**Exercise details**: Reproduce the listing exactly and skip over any pictures.

**Collected data**:
* BEGIN *

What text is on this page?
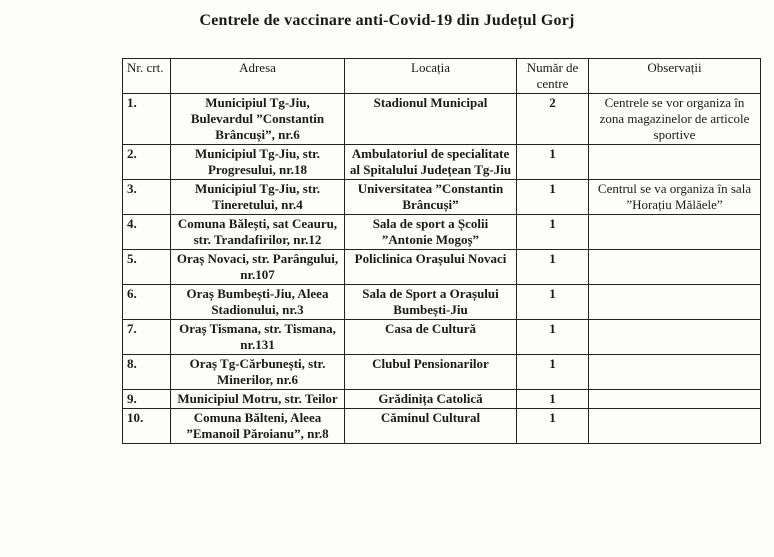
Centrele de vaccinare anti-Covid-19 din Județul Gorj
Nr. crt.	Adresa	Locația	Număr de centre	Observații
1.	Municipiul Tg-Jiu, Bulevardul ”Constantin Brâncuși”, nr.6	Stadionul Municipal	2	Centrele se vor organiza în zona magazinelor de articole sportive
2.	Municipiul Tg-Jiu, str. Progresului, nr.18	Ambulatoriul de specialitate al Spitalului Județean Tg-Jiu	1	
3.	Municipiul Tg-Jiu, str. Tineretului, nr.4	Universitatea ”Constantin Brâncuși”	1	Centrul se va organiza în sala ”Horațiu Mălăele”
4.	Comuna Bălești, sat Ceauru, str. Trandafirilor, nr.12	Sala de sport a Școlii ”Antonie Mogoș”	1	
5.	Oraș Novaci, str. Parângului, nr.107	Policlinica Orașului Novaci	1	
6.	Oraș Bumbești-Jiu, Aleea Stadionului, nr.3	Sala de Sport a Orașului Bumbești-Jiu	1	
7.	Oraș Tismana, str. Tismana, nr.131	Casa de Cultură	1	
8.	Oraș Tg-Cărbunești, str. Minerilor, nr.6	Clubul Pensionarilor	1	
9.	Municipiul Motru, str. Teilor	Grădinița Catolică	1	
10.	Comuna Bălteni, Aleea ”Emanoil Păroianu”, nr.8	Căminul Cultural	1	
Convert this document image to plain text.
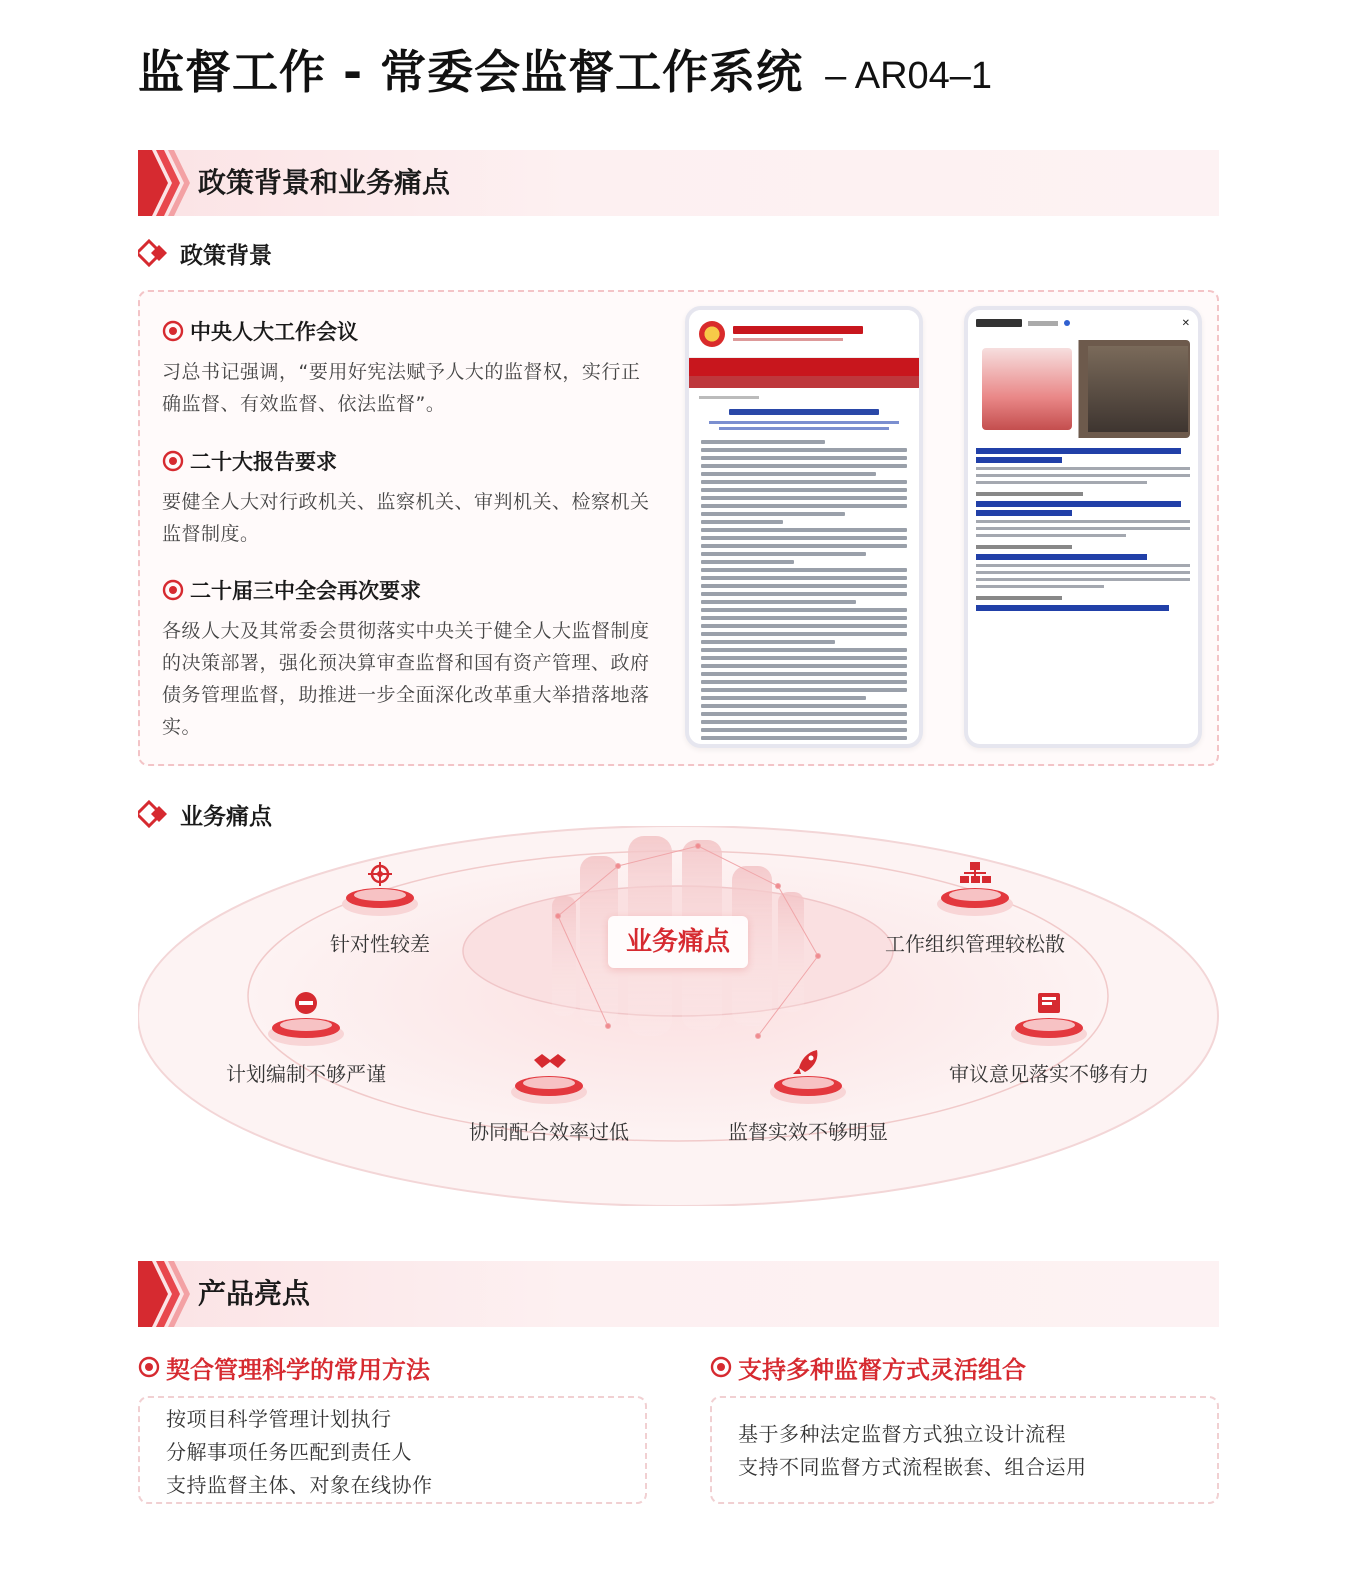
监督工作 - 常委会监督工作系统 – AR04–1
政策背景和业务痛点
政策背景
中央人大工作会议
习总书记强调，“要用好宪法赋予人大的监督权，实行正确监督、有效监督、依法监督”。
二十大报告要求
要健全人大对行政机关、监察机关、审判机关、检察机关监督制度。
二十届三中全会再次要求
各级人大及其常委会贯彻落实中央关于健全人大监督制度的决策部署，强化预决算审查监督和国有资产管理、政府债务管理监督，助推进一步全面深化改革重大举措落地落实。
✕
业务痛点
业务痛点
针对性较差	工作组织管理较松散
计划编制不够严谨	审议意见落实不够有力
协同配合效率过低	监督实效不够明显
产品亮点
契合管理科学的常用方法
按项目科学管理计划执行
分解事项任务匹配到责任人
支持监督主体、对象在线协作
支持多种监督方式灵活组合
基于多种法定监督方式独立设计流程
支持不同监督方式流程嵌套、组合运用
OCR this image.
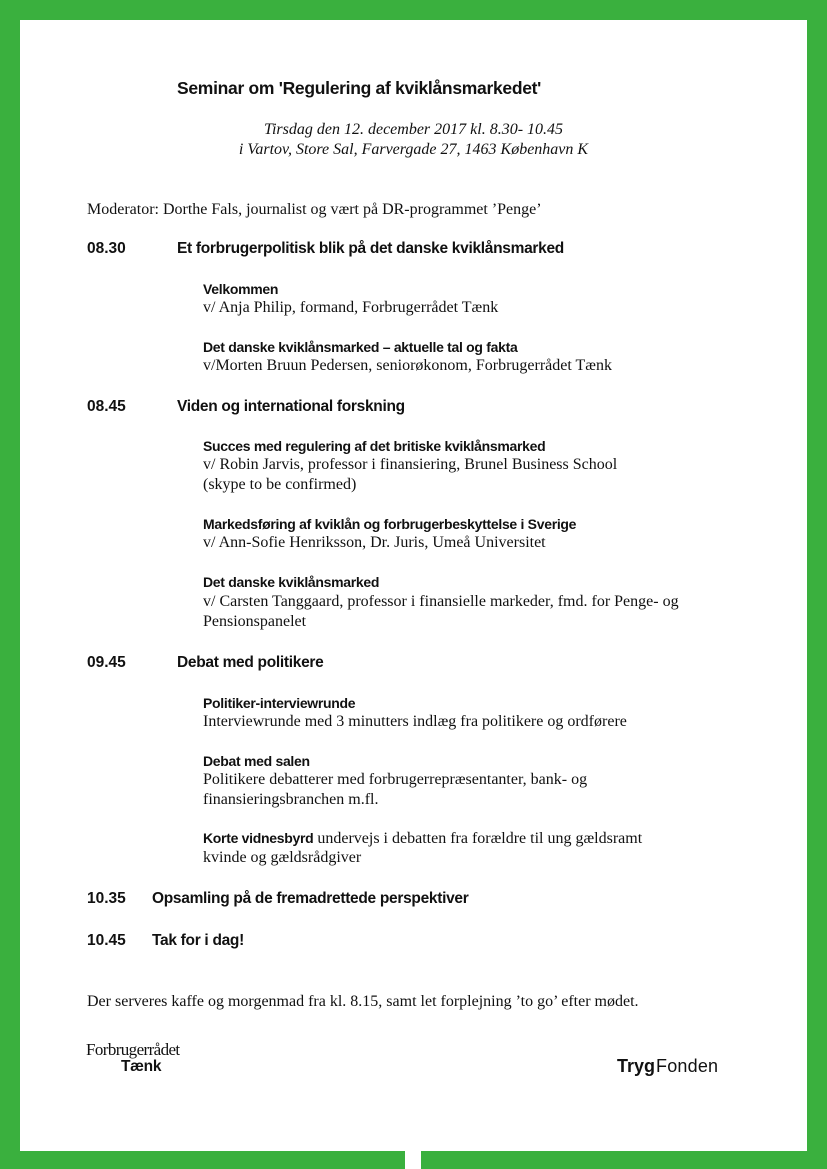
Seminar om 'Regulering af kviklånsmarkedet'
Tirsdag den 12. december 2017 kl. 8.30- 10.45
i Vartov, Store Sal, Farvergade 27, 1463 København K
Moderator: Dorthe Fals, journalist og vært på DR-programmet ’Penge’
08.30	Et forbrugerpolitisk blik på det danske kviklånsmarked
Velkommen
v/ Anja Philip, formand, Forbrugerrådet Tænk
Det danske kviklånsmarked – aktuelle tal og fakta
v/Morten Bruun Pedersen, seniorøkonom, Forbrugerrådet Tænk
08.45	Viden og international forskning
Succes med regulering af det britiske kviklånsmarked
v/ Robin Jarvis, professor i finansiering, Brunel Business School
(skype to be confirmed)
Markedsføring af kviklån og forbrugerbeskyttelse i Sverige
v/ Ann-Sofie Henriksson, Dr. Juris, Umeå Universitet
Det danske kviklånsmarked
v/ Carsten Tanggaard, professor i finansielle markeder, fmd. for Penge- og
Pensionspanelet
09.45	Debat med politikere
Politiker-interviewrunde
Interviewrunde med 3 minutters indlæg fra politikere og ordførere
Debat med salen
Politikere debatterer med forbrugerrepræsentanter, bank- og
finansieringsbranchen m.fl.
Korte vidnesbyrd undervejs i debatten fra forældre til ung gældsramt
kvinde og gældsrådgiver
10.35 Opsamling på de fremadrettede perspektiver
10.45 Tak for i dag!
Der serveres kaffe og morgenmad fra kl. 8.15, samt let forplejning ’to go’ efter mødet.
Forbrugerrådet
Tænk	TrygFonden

* END *

**Output for this task**:
What text is on this page?
Centrele de vaccinare anti-Covid-19 din Județul Gorj
Nr. crt.	Adresa	Locația	Număr de centre	Observații
1.	Municipiul Tg-Jiu, Bulevardul ”Constantin Brâncuși”, nr.6	Stadionul Municipal	2	Centrele se vor organiza în zona magazinelor de articole sportive
2.	Municipiul Tg-Jiu, str. Progresului, nr.18	Ambulatoriul de specialitate al Spitalului Județean Tg-Jiu	1	
3.	Municipiul Tg-Jiu, str. Tineretului, nr.4	Universitatea ”Constantin Brâncuși”	1	Centrul se va organiza în sala ”Horațiu Mălăele”
4.	Comuna Bălești, sat Ceauru, str. Trandafirilor, nr.12	Sala de sport a Școlii ”Antonie Mogoș”	1	
5.	Oraș Novaci, str. Parângului, nr.107	Policlinica Orașului Novaci	1	
6.	Oraș Bumbești-Jiu, Aleea Stadionului, nr.3	Sala de Sport a Orașului Bumbești-Jiu	1	
7.	Oraș Tismana, str. Tismana, nr.131	Casa de Cultură	1	
8.	Oraș Tg-Cărbunești, str. Minerilor, nr.6	Clubul Pensionarilor	1	
9.	Municipiul Motru, str. Teilor	Grădinița Catolică	1	
10.	Comuna Bălteni, Aleea ”Emanoil Păroianu”, nr.8	Căminul Cultural	1	
Convert this document image to plain text.
监督工作 - 常委会监督工作系统 – AR04–1
政策背景和业务痛点
政策背景
中央人大工作会议
习总书记强调，“要用好宪法赋予人大的监督权，实行正确监督、有效监督、依法监督”。
二十大报告要求
要健全人大对行政机关、监察机关、审判机关、检察机关监督制度。
二十届三中全会再次要求
各级人大及其常委会贯彻落实中央关于健全人大监督制度的决策部署，强化预决算审查监督和国有资产管理、政府债务管理监督，助推进一步全面深化改革重大举措落地落实。
✕
业务痛点
业务痛点
针对性较差	工作组织管理较松散
计划编制不够严谨	审议意见落实不够有力
协同配合效率过低	监督实效不够明显
产品亮点
契合管理科学的常用方法
按项目科学管理计划执行
分解事项任务匹配到责任人
支持监督主体、对象在线协作
支持多种监督方式灵活组合
基于多种法定监督方式独立设计流程
支持不同监督方式流程嵌套、组合运用
OCR this image.
Seminar om 'Regulering af kviklånsmarkedet'
Tirsdag den 12. december 2017 kl. 8.30- 10.45
i Vartov, Store Sal, Farvergade 27, 1463 København K
Moderator: Dorthe Fals, journalist og vært på DR-programmet ’Penge’
08.30	Et forbrugerpolitisk blik på det danske kviklånsmarked
Velkommen
v/ Anja Philip, formand, Forbrugerrådet Tænk
Det danske kviklånsmarked – aktuelle tal og fakta
v/Morten Bruun Pedersen, seniorøkonom, Forbrugerrådet Tænk
08.45	Viden og international forskning
Succes med regulering af det britiske kviklånsmarked
v/ Robin Jarvis, professor i finansiering, Brunel Business School
(skype to be confirmed)
Markedsføring af kviklån og forbrugerbeskyttelse i Sverige
v/ Ann-Sofie Henriksson, Dr. Juris, Umeå Universitet
Det danske kviklånsmarked
v/ Carsten Tanggaard, professor i finansielle markeder, fmd. for Penge- og
Pensionspanelet
09.45	Debat med politikere
Politiker-interviewrunde
Interviewrunde med 3 minutters indlæg fra politikere og ordførere
Debat med salen
Politikere debatterer med forbrugerrepræsentanter, bank- og
finansieringsbranchen m.fl.
Korte vidnesbyrd undervejs i debatten fra forældre til ung gældsramt
kvinde og gældsrådgiver
10.35 Opsamling på de fremadrettede perspektiver
10.45 Tak for i dag!
Der serveres kaffe og morgenmad fra kl. 8.15, samt let forplejning ’to go’ efter mødet.
Forbrugerrådet
Tænk	TrygFonden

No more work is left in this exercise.